** Start of Data shown **

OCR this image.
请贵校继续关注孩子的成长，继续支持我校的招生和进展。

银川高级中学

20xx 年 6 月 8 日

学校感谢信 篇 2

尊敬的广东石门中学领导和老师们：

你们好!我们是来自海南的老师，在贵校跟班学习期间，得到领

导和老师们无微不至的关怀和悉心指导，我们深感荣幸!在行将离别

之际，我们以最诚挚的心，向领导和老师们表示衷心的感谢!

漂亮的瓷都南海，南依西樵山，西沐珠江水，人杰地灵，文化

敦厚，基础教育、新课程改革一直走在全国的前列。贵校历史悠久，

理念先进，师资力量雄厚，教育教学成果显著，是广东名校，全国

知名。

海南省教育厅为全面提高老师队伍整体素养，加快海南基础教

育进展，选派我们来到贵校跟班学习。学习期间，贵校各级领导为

** End of Data shown **

**Exercise:**
Transcribe the whole listing with nothing added or left out.

**Exercise response:**
OCR this image.
请贵校继续关注孩子的成长，继续支持我校的招生和进展。

银川高级中学

20xx 年 6 月 8 日

学校感谢信 篇 2

尊敬的广东石门中学领导和老师们：

你们好!我们是来自海南的老师，在贵校跟班学习期间，得到领

导和老师们无微不至的关怀和悉心指导，我们深感荣幸!在行将离别

之际，我们以最诚挚的心，向领导和老师们表示衷心的感谢!

漂亮的瓷都南海，南依西樵山，西沐珠江水，人杰地灵，文化

敦厚，基础教育、新课程改革一直走在全国的前列。贵校历史悠久，

理念先进，师资力量雄厚，教育教学成果显著，是广东名校，全国

知名。

海南省教育厅为全面提高老师队伍整体素养，加快海南基础教

育进展，选派我们来到贵校跟班学习。学习期间，贵校各级领导为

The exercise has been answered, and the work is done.